PROBLEMA PLANTEADO 1
Reproduzca fielmente el fragmento del hilo sobre comandos AT que va entre "## eenrique" y "7805 ¡está al revés!", ambos incluidos.
PROBLEMA PLANTEADO 2
Traduzca al inglés esta oración del hilo sobre comandos AT: "El Mot C139 no acepta comandos AT, solo puedes desbloquearlo."
PROBLEMA PLANTEADO 3
Según el hilo sobre comandos AT, ¿qué comando falta en la lista que entrega el C261 de Motorola, aunque el teléfono lo acepta?

TEXTO PROPORCIONADO
§ §

Comandos AT de Celulares o modulos MOTOROLA

Espero nos colaboremos con este proyecto.

Bueno por ahi tengo unos microcontroladores y algunos compiladores para basic y c de PIC y Atmel

A mi gusto utilizo los Atmel pues son mucho mas economicos en mi ciudad que cualquier otro pic a utilizar

En algun otro rato publico direcciones para los compiladores claro si se puede.


suerte con el Motorola C261.


----------



## diego_nj

Hola Oscareev,

Gracias por la información brindada, ya pude realizara la llamada desde la PC con el cel C261 de motorola, pero has notado que en la lista de comandos que entrega el Cel C261 no esta el comando ATD, pero de todos lo acepta.

Saludos estaremos en contacto...

Diego


----------



## eenrique

El Mot C139 no acepta comandos AT, solo puedes desbloquearlo.


----------



## thevenin

En el esquema CABLE.GIF el símbolo del condensador conectado a VIN del 7805 ¡está al revés!

Modifica eso por favor.

§ §

(Anotaciones de elementos de página)
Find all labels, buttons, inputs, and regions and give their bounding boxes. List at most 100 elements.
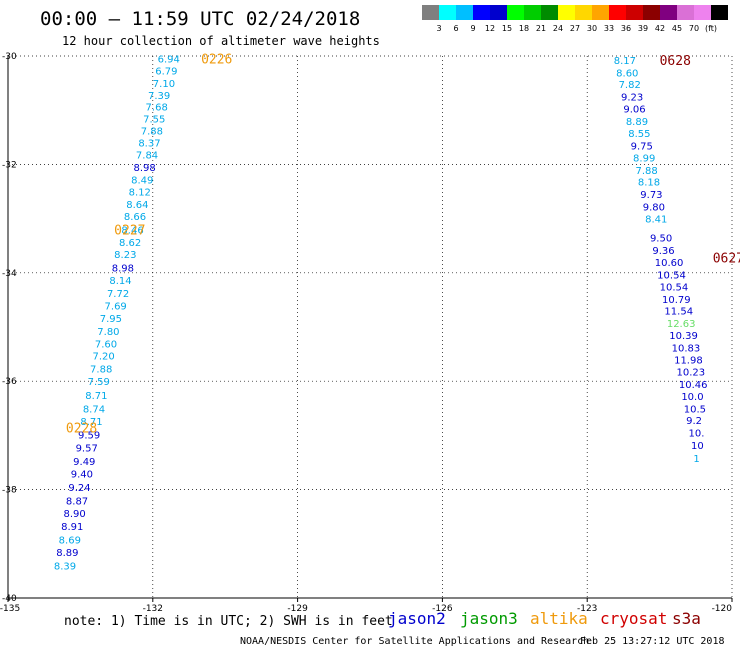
wave-height-value: 7.20 — [92, 352, 114, 363]
wave-height-value: 8.66 — [124, 212, 146, 223]
x-tick-label: -123 — [577, 604, 597, 614]
scale-label: 9 — [470, 24, 475, 33]
wave-height-value: 9.75 — [631, 141, 653, 152]
wave-height-value: 8.23 — [114, 250, 136, 261]
scale-swatch — [541, 5, 558, 20]
scale-swatch — [609, 5, 626, 20]
y-tick-label: -34 — [2, 269, 17, 279]
x-tick-label: -132 — [143, 604, 163, 614]
scale-label: 39 — [638, 24, 648, 33]
wave-height-value: 8.89 — [56, 548, 78, 559]
wave-height-value: 9.49 — [73, 457, 95, 468]
wave-height-value: 6.94 — [158, 55, 180, 66]
time-label: 0627 — [713, 252, 740, 267]
wave-height-value: 9.2 — [686, 416, 702, 427]
wave-height-value: 10.23 — [676, 367, 705, 378]
time-label: 0628 — [660, 54, 691, 69]
wave-height-value: 10.46 — [679, 380, 708, 391]
wave-height-value: 9.57 — [76, 443, 98, 454]
scale-swatch — [575, 5, 592, 20]
satellite-legend-item: altika — [530, 609, 588, 628]
scale-label: 30 — [587, 24, 597, 33]
y-tick-label: -36 — [2, 377, 17, 387]
wave-height-value: 7.84 — [136, 151, 158, 162]
footer-timestamp: Feb 25 13:27:12 UTC 2018 — [580, 636, 725, 647]
scale-swatch — [592, 5, 609, 20]
wave-height-value: 9.06 — [623, 105, 645, 116]
scale-swatch — [694, 5, 711, 20]
wave-height-value: 7.68 — [146, 102, 168, 113]
wave-height-value: 7.10 — [153, 79, 175, 90]
wave-height-value: 8.91 — [61, 522, 83, 533]
scale-swatch — [558, 5, 575, 20]
plot-area: -135 -132 -129 -126 -123 -120 -30 -32 -34 -36 -38… — [0, 52, 740, 614]
wave-height-value: 10.79 — [662, 295, 691, 306]
wave-height-value: 8.64 — [126, 200, 148, 211]
scale-label: 6 — [453, 24, 458, 33]
wave-height-value: 6.79 — [155, 67, 177, 78]
chart-title: 00:00 – 11:59 UTC 02/24/2018 — [40, 8, 360, 30]
x-tick-labels: -135 -132 -129 -126 -123 -120 — [0, 598, 733, 614]
scale-label: 3 — [436, 24, 441, 33]
wave-height-value: 7.88 — [635, 166, 657, 177]
scale-label: 42 — [655, 24, 665, 33]
satellite-legend: jason2 jason3 altika cryosat s3a — [388, 609, 701, 628]
wave-height-value: 9.36 — [652, 246, 674, 257]
scale-swatch — [660, 5, 677, 20]
wave-height-value: 8.49 — [131, 176, 153, 187]
wave-height-value: 8.18 — [638, 178, 660, 189]
wave-height-value: 8.90 — [64, 509, 86, 520]
wave-height-value: 7.55 — [143, 114, 165, 125]
wave-height-value: 8.71 — [85, 391, 107, 402]
scale-swatch — [524, 5, 541, 20]
scale-swatch — [473, 5, 490, 20]
wave-height-value: 8.41 — [645, 215, 667, 226]
x-tick-label: -135 — [0, 604, 20, 614]
wave-height-value: 10 — [691, 441, 704, 452]
wave-height-value: 12.63 — [667, 319, 696, 330]
scale-label: 33 — [604, 24, 614, 33]
wave-height-value: 9.73 — [640, 190, 662, 201]
x-tick-label: -126 — [432, 604, 453, 614]
scale-label: (ft) — [705, 24, 717, 33]
wave-height-value: 10.83 — [672, 344, 701, 355]
wave-height-value: 8.39 — [54, 561, 76, 572]
scale-label: 12 — [485, 24, 495, 33]
wave-height-value: 11.98 — [674, 356, 703, 367]
wave-height-value: 8.17 — [614, 56, 636, 67]
wave-height-value: 8.55 — [628, 129, 650, 140]
wave-height-value: 9.80 — [643, 203, 665, 214]
wave-height-value: 9.24 — [68, 483, 90, 494]
wave-height-value: 10. — [689, 429, 705, 440]
wave-height-value: 7.88 — [141, 126, 163, 137]
satellite-legend-item: jason2 — [388, 609, 446, 628]
wave-height-value: 7.60 — [95, 339, 117, 350]
wave-height-value: 10.0 — [681, 392, 703, 403]
wave-height-value: 8.71 — [80, 417, 102, 428]
wave-height-value: 7.82 — [619, 80, 641, 91]
wave-height-value: 8.12 — [129, 188, 151, 199]
wave-height-value: 8.89 — [626, 117, 648, 128]
scale-label: 15 — [502, 24, 512, 33]
scale-swatch — [677, 5, 694, 20]
footer-credit: NOAA/NESDIS Center for Satellite Applica… — [240, 636, 589, 647]
scale-label: 27 — [570, 24, 580, 33]
units-note: note: 1) Time is in UTC; 2) SWH is in fe… — [64, 614, 393, 629]
scale-label: 21 — [536, 24, 546, 33]
wave-height-value: 7.95 — [100, 314, 122, 325]
wave-height-value: 7.72 — [107, 289, 129, 300]
scale-swatch — [490, 5, 507, 20]
wave-height-value: 8.74 — [83, 404, 105, 415]
color-scale-legend: 3 6 9 12 15 18 21 24 27 30 33 36 39 42 45 70 (ft) — [422, 5, 728, 33]
y-tick-label: -40 — [2, 594, 17, 604]
wave-height-value: 10.54 — [657, 270, 686, 281]
y-tick-label: -38 — [2, 486, 17, 496]
scale-label: 24 — [553, 24, 563, 33]
scale-label: 36 — [621, 24, 631, 33]
y-tick-labels: -30 -32 -34 -36 -38 -40 — [2, 52, 17, 604]
scale-swatch — [456, 5, 473, 20]
time-label: 0226 — [201, 53, 232, 68]
wave-height-value: 8.62 — [119, 238, 141, 249]
scale-label: 45 — [672, 24, 682, 33]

§ §

RESULTADO DEL EJERCICIO 1
## eenrique

El Mot C139 no acepta comandos AT, solo puedes desbloquearlo.


----------



## thevenin

En el esquema CABLE.GIF el símbolo del condensador conectado a VIN del 7805 ¡está al revés!

RESULTADO DEL EJERCICIO 2
The Mot C139 does not accept AT commands; you can only unlock it.

RESULTADO DEL EJERCICIO 3
El comando ATD.